begin
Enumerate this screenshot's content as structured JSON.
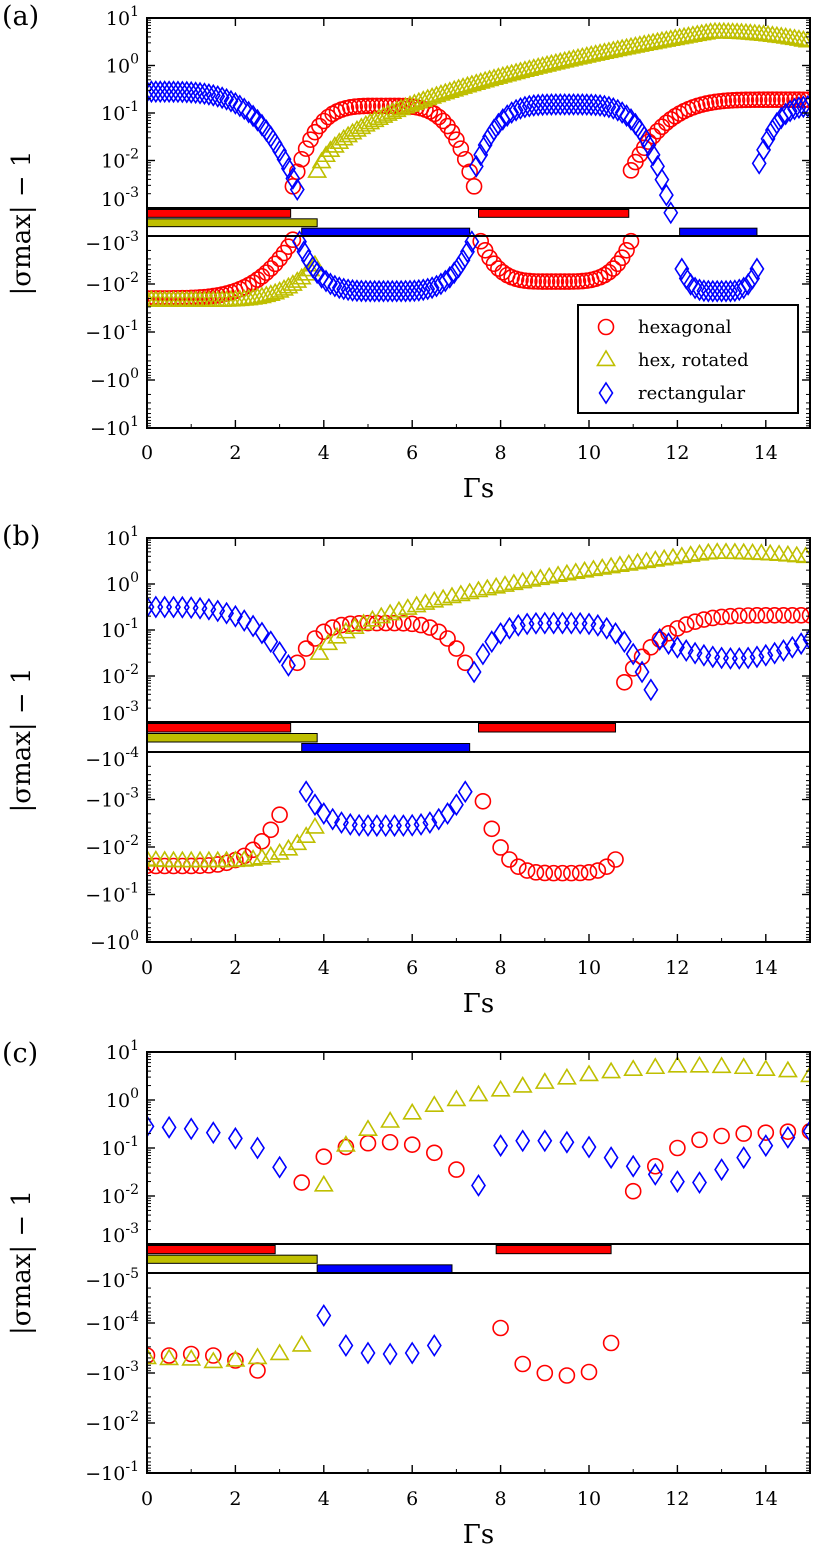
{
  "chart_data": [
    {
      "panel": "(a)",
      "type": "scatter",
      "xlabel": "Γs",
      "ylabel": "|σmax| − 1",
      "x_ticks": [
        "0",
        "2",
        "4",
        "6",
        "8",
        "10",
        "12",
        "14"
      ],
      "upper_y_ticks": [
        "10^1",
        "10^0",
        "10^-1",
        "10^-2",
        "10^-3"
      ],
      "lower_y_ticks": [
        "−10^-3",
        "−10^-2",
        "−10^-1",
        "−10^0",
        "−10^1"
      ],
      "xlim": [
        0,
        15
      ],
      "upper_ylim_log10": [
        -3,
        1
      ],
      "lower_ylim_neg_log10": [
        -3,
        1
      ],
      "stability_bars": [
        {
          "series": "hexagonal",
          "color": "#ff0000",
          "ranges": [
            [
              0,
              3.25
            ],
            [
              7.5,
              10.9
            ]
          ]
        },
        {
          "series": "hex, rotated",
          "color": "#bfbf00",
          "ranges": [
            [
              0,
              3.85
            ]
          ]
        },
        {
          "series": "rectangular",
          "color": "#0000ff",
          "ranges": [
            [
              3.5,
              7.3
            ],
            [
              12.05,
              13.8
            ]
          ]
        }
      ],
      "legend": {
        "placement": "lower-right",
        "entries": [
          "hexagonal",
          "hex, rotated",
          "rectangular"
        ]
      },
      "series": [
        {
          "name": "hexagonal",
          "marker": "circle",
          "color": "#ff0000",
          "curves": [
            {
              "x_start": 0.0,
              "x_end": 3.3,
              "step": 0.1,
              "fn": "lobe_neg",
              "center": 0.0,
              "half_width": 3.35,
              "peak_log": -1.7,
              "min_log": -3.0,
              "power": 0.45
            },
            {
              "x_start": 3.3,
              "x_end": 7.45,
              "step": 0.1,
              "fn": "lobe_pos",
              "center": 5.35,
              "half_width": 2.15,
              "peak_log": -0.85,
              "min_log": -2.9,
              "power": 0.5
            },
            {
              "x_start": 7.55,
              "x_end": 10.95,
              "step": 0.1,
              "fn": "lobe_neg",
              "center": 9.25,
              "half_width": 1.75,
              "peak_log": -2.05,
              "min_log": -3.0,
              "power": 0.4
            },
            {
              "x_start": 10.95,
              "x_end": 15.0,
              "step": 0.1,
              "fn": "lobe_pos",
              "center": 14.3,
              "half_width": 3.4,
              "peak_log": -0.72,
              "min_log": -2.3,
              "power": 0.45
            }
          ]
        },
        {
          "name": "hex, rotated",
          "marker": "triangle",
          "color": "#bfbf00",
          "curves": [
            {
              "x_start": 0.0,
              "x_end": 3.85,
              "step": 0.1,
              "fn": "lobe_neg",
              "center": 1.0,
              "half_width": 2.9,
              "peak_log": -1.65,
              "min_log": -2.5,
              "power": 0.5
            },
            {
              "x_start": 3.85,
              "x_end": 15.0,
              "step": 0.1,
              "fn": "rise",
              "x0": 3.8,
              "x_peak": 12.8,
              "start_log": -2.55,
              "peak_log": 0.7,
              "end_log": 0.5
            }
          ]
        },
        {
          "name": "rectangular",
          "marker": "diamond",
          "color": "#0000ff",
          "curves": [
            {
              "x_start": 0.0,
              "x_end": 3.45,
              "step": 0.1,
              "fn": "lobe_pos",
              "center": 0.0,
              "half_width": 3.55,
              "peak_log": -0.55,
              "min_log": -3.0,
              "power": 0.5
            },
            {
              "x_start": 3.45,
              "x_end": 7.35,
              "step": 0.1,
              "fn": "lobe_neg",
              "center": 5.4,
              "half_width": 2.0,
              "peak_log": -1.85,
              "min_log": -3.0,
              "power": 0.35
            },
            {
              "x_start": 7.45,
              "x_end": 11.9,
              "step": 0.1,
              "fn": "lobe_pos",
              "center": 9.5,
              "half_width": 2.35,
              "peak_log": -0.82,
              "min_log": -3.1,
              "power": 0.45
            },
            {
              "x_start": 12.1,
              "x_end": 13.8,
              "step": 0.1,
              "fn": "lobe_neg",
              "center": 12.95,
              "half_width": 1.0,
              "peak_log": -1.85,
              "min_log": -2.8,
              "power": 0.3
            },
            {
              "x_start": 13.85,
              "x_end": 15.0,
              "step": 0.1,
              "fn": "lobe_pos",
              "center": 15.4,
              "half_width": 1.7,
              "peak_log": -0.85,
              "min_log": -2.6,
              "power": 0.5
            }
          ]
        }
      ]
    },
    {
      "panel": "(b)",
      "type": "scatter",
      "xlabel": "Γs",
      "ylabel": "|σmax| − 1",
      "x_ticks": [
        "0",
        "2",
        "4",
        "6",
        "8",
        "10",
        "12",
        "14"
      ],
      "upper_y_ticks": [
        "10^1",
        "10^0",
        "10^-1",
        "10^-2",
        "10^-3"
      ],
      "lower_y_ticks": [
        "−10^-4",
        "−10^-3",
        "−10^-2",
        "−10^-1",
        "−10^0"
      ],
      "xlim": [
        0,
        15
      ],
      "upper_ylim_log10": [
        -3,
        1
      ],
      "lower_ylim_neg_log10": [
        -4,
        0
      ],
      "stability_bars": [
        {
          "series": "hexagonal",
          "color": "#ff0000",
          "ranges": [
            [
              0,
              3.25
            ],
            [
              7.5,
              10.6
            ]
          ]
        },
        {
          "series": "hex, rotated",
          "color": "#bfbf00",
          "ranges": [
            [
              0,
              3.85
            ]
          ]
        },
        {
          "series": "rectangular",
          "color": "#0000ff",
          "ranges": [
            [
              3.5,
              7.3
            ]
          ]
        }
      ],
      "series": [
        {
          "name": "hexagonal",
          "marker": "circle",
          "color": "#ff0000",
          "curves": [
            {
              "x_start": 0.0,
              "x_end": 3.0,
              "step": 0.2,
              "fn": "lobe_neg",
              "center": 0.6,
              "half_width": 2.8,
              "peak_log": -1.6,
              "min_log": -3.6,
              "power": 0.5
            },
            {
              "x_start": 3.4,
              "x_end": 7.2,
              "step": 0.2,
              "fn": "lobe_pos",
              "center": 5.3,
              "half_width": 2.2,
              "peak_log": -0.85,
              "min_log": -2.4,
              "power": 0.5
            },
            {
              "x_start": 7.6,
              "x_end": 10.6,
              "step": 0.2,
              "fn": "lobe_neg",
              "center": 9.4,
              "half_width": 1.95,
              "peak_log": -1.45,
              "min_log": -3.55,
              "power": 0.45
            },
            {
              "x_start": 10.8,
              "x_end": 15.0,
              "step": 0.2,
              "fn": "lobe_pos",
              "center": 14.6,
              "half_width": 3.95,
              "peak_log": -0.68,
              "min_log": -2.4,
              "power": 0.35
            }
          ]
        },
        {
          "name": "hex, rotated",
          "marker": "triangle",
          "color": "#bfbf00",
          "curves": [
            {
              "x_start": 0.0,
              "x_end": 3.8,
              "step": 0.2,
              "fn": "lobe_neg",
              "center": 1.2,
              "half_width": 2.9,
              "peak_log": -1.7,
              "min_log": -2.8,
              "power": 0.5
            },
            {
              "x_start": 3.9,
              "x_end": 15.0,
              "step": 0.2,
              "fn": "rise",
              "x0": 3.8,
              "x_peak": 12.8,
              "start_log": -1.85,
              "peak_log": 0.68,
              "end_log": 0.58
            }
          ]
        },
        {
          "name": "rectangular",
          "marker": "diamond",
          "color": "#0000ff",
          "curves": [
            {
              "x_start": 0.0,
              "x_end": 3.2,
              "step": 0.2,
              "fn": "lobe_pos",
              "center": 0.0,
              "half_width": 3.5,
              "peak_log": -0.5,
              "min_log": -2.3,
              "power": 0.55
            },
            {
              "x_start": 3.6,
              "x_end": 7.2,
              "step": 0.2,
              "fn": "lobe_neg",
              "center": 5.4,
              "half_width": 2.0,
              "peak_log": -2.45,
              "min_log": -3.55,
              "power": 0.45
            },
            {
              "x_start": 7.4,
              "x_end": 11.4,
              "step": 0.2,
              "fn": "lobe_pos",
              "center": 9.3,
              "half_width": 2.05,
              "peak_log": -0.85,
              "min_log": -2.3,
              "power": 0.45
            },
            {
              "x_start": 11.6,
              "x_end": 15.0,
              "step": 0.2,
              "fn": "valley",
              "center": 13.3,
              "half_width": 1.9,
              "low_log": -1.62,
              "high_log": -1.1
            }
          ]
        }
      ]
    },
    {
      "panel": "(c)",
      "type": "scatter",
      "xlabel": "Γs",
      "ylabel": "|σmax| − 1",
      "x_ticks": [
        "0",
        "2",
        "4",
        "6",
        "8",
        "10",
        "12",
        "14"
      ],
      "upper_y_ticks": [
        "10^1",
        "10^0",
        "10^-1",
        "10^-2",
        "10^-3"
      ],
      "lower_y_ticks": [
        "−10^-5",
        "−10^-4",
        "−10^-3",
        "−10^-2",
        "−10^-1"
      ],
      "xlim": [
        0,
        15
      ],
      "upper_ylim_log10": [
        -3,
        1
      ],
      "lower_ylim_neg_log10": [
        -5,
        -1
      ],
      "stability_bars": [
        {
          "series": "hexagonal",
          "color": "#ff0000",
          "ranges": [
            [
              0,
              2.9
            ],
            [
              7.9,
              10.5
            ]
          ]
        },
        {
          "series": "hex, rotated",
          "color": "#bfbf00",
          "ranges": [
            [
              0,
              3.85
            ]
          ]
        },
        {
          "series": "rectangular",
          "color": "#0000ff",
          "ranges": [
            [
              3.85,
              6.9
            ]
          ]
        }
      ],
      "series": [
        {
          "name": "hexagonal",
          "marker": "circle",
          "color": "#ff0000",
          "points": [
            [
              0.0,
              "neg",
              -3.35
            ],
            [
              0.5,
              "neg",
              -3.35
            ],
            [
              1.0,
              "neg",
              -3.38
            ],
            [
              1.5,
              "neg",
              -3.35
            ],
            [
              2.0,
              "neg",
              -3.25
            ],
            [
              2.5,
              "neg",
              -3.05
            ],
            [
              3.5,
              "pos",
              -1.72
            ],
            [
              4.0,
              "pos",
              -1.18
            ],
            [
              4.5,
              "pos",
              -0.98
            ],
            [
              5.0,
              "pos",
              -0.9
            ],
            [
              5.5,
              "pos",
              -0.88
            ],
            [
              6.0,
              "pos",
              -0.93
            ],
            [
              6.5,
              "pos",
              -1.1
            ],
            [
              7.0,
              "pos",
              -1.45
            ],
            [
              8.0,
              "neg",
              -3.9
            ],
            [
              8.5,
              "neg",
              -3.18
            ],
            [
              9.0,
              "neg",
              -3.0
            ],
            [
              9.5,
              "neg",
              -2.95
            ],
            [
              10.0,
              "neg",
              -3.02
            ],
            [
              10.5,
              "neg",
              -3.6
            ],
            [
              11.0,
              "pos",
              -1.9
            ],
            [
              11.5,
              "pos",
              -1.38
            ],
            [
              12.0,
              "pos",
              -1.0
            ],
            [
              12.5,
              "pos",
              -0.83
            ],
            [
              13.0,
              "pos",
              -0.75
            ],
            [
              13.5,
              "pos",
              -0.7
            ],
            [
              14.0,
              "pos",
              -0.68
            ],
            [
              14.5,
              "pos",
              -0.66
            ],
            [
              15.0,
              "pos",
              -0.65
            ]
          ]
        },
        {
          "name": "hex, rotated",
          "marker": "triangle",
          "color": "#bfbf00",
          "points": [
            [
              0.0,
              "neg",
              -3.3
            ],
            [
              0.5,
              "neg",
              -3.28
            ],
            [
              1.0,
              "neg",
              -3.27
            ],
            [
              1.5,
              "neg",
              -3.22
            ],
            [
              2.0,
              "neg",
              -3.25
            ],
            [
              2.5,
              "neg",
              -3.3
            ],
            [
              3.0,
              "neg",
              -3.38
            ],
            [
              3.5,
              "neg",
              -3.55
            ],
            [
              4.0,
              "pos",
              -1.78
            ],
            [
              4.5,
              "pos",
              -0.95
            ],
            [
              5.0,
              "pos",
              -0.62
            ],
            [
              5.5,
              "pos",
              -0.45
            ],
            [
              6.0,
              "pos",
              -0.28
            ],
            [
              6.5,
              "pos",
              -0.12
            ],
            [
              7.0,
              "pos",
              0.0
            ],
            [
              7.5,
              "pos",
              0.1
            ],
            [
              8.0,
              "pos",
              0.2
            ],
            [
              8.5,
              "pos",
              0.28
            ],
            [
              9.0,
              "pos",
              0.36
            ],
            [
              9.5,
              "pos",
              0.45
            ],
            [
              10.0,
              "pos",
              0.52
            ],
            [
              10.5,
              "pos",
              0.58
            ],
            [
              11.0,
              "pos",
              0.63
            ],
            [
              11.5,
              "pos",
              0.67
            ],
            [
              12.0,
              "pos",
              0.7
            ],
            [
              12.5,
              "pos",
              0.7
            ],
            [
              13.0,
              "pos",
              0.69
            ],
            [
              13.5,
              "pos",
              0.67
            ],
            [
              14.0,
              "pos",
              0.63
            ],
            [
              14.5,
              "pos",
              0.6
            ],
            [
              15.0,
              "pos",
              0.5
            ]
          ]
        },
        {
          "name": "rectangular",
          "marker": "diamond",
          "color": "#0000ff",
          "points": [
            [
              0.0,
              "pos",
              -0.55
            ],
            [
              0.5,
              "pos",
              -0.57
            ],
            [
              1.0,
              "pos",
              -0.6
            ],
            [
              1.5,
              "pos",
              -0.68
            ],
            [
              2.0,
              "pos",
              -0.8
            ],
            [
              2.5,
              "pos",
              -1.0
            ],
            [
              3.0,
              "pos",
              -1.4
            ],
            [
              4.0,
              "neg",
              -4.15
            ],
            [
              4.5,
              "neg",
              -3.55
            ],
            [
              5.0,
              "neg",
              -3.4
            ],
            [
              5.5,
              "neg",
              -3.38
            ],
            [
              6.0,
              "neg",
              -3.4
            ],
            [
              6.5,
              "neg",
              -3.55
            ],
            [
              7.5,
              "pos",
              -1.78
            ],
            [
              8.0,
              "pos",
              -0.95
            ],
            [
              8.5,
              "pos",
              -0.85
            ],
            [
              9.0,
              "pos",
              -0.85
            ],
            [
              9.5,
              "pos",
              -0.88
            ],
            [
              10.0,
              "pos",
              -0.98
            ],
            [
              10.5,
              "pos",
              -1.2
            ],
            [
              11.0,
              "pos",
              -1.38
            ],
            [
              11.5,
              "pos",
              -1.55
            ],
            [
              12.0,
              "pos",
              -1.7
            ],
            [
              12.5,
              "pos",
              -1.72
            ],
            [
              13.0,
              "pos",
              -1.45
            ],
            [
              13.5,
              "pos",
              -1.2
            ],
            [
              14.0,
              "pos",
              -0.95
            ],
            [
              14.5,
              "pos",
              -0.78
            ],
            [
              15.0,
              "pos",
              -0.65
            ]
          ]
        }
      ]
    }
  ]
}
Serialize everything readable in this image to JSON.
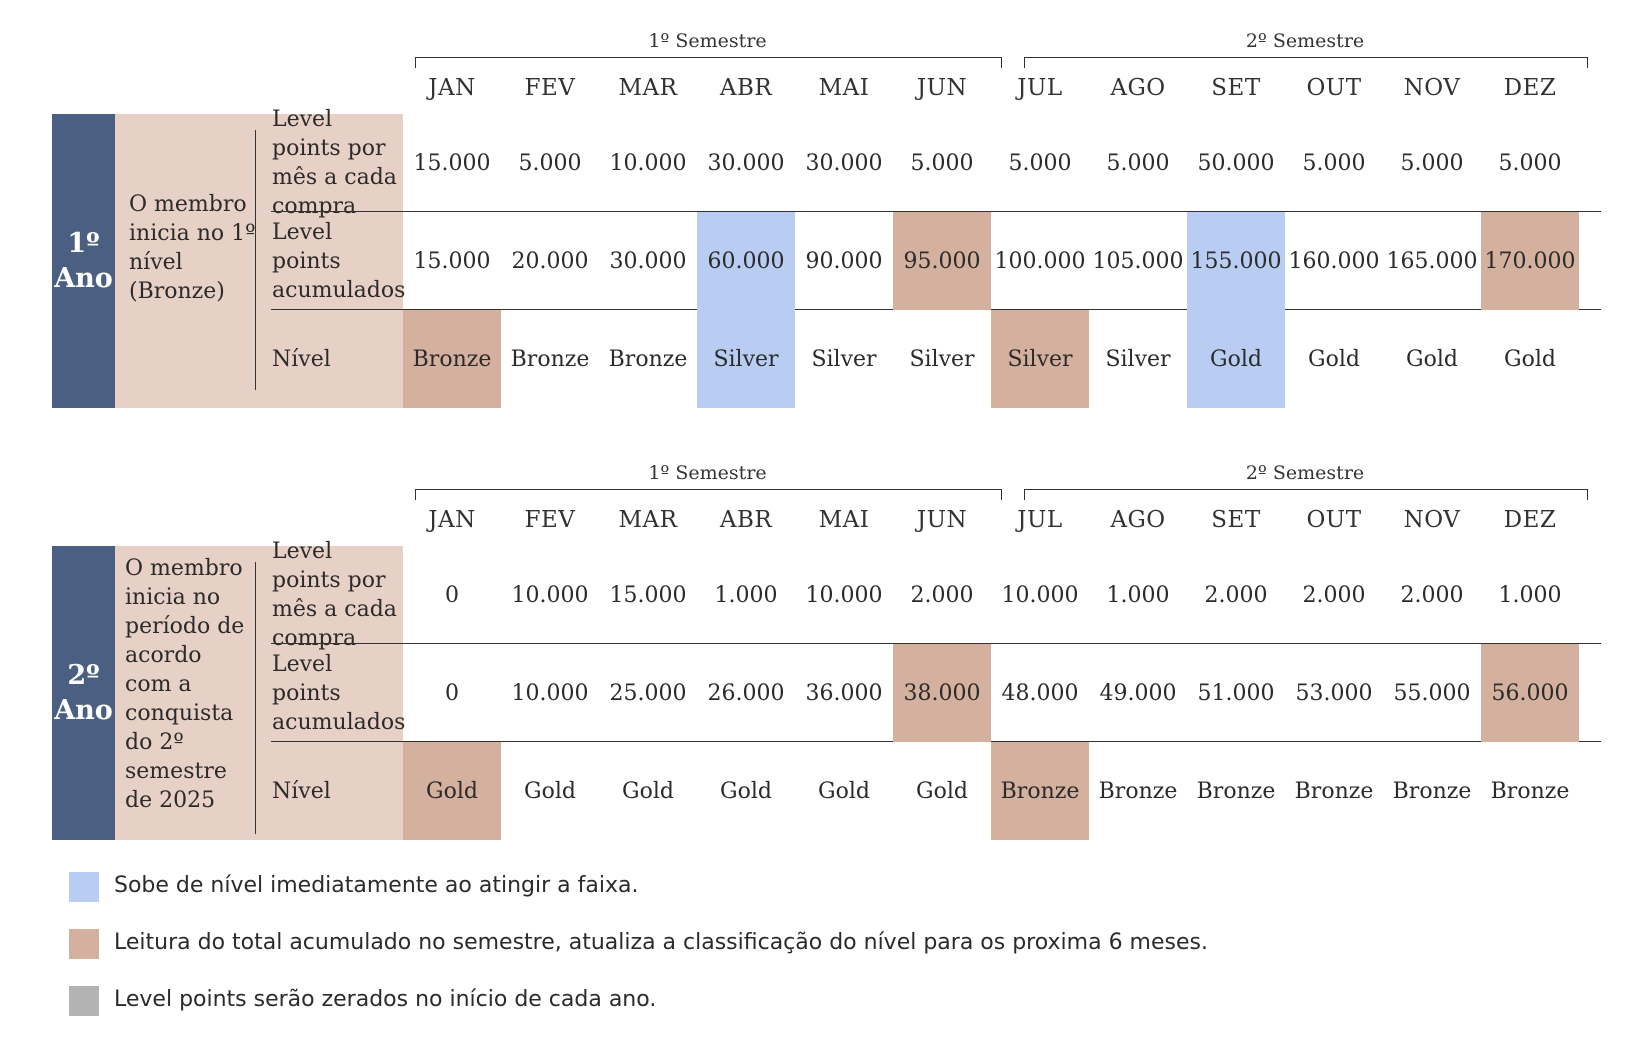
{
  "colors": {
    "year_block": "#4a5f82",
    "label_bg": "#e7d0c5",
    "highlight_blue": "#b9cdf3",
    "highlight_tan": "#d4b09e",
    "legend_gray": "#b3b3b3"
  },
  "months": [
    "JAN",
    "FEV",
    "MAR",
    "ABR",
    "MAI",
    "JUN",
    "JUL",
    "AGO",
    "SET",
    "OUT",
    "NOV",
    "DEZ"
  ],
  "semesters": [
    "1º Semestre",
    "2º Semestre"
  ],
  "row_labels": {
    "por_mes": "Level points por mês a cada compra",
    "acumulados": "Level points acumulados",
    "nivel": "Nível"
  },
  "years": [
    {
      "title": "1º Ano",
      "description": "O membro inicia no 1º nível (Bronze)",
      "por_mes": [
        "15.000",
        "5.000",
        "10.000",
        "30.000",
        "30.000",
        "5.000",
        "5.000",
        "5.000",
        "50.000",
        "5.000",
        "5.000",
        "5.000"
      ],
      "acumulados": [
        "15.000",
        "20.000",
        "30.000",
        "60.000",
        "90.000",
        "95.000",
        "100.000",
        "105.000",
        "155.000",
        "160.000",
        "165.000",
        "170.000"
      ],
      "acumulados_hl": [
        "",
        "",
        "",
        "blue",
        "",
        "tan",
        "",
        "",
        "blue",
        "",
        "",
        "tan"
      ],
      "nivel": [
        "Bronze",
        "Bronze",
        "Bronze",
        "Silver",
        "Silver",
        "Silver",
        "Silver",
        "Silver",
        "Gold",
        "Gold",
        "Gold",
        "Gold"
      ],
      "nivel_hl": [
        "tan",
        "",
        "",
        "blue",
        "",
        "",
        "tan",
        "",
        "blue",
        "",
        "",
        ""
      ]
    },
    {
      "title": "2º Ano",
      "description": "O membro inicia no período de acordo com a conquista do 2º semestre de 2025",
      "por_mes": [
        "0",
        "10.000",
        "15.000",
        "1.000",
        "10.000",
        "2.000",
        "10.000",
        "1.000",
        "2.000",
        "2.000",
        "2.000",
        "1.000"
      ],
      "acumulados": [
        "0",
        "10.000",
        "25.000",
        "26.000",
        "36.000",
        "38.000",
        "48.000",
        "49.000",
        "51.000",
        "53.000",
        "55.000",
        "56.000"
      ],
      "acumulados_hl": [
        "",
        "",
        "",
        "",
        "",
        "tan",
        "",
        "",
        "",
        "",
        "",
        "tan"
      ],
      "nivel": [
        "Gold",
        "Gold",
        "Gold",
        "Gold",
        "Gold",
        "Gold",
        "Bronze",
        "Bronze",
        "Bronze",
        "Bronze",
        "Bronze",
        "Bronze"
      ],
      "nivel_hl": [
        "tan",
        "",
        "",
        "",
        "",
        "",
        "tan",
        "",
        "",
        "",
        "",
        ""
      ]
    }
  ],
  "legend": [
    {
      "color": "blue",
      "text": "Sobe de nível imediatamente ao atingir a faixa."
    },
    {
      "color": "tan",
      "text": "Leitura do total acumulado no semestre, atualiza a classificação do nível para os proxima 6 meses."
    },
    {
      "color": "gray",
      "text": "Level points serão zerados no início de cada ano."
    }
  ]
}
end
» **Problem**:
Check each line above for the string "JSON" and show the ones that have it.

» **Task solution**:
Enumerate this screenshot's content as structured JSON.
Serialize everything readable in this image to JSON.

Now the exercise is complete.